YOUR INSTRUCTIONS: All of the data below should be copied exactly as it stands.

EXERCISE INPUTS:
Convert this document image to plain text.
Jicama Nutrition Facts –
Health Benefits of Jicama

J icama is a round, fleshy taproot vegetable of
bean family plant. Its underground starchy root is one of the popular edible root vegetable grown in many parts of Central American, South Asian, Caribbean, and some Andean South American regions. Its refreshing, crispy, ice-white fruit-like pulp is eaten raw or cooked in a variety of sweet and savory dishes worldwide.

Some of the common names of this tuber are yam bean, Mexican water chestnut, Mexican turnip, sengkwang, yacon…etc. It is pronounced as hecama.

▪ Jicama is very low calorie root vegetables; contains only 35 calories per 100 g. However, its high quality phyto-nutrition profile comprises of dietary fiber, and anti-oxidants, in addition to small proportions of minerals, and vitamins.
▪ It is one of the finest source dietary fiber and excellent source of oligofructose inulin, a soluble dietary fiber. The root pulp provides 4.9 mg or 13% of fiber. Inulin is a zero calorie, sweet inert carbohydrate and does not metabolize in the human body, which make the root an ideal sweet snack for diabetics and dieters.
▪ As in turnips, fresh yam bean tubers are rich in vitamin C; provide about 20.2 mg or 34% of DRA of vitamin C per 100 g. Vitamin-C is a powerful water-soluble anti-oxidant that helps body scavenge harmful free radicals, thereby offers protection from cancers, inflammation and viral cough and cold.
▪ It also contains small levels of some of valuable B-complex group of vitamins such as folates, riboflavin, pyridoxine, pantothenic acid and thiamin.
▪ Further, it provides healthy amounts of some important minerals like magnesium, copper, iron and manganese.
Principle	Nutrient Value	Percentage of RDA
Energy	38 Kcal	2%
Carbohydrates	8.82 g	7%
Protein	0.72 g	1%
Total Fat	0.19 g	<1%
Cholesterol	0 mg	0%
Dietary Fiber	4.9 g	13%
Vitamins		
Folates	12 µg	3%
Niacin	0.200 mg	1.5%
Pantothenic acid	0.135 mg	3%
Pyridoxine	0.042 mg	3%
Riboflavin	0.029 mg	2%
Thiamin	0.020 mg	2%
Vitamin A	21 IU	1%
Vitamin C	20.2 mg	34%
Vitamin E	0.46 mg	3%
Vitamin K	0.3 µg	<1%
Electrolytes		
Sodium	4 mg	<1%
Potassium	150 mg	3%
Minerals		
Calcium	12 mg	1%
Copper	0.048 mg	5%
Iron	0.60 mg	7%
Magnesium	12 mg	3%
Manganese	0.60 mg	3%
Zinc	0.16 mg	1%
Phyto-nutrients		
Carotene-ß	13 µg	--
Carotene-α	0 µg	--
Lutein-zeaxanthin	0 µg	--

ANSWER BOX:
Convert this document image to plain text.
Jicama Nutrition Facts –
Health Benefits of Jicama

J icama is a round, fleshy taproot vegetable of
bean family plant. Its underground starchy root is one of the popular edible root vegetable grown in many parts of Central American, South Asian, Caribbean, and some Andean South American regions. Its refreshing, crispy, ice-white fruit-like pulp is eaten raw or cooked in a variety of sweet and savory dishes worldwide.

Some of the common names of this tuber are yam bean, Mexican water chestnut, Mexican turnip, sengkwang, yacon…etc. It is pronounced as hecama.

▪ Jicama is very low calorie root vegetables; contains only 35 calories per 100 g. However, its high quality phyto-nutrition profile comprises of dietary fiber, and anti-oxidants, in addition to small proportions of minerals, and vitamins.
▪ It is one of the finest source dietary fiber and excellent source of oligofructose inulin, a soluble dietary fiber. The root pulp provides 4.9 mg or 13% of fiber. Inulin is a zero calorie, sweet inert carbohydrate and does not metabolize in the human body, which make the root an ideal sweet snack for diabetics and dieters.
▪ As in turnips, fresh yam bean tubers are rich in vitamin C; provide about 20.2 mg or 34% of DRA of vitamin C per 100 g. Vitamin-C is a powerful water-soluble anti-oxidant that helps body scavenge harmful free radicals, thereby offers protection from cancers, inflammation and viral cough and cold.
▪ It also contains small levels of some of valuable B-complex group of vitamins such as folates, riboflavin, pyridoxine, pantothenic acid and thiamin.
▪ Further, it provides healthy amounts of some important minerals like magnesium, copper, iron and manganese.
Principle	Nutrient Value	Percentage of RDA
Energy	38 Kcal	2%
Carbohydrates	8.82 g	7%
Protein	0.72 g	1%
Total Fat	0.19 g	<1%
Cholesterol	0 mg	0%
Dietary Fiber	4.9 g	13%
Vitamins		
Folates	12 µg	3%
Niacin	0.200 mg	1.5%
Pantothenic acid	0.135 mg	3%
Pyridoxine	0.042 mg	3%
Riboflavin	0.029 mg	2%
Thiamin	0.020 mg	2%
Vitamin A	21 IU	1%
Vitamin C	20.2 mg	34%
Vitamin E	0.46 mg	3%
Vitamin K	0.3 µg	<1%
Electrolytes		
Sodium	4 mg	<1%
Potassium	150 mg	3%
Minerals		
Calcium	12 mg	1%
Copper	0.048 mg	5%
Iron	0.60 mg	7%
Magnesium	12 mg	3%
Manganese	0.60 mg	3%
Zinc	0.16 mg	1%
Phyto-nutrients		
Carotene-ß	13 µg	--
Carotene-α	0 µg	--
Lutein-zeaxanthin	0 µg	--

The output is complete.